Written task
Each line containing the word "work" needs to be copied.

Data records
__________________________________________________
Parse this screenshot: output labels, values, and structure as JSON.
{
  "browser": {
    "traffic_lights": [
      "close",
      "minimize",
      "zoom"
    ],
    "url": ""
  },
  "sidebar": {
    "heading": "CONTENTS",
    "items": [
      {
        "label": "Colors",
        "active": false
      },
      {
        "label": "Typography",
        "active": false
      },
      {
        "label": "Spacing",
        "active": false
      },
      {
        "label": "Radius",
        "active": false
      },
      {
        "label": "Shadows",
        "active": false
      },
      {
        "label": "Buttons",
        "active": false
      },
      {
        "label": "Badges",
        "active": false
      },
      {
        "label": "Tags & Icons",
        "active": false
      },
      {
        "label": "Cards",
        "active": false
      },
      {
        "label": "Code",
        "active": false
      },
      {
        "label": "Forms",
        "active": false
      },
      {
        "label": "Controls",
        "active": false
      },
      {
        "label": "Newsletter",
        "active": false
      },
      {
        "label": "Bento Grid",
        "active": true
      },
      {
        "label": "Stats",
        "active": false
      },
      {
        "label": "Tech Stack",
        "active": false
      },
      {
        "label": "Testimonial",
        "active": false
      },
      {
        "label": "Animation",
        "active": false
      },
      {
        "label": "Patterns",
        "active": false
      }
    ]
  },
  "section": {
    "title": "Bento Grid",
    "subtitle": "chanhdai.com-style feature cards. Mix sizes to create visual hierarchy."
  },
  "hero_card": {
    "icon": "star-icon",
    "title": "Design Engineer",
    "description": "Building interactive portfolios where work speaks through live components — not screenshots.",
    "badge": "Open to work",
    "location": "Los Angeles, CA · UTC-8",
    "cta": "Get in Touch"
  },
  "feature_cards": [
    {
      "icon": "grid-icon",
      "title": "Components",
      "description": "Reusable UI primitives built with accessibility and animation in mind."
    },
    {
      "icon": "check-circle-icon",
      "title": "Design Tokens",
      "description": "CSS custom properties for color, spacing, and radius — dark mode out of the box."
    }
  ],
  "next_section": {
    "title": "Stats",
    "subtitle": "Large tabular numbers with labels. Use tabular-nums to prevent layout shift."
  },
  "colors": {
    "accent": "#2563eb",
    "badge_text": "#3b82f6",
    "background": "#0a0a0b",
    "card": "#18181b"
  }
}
__________________________________________________
Written answer
    "description": "Building interactive portfolios where work speaks through live components — not screenshots.",
    "badge": "Open to work",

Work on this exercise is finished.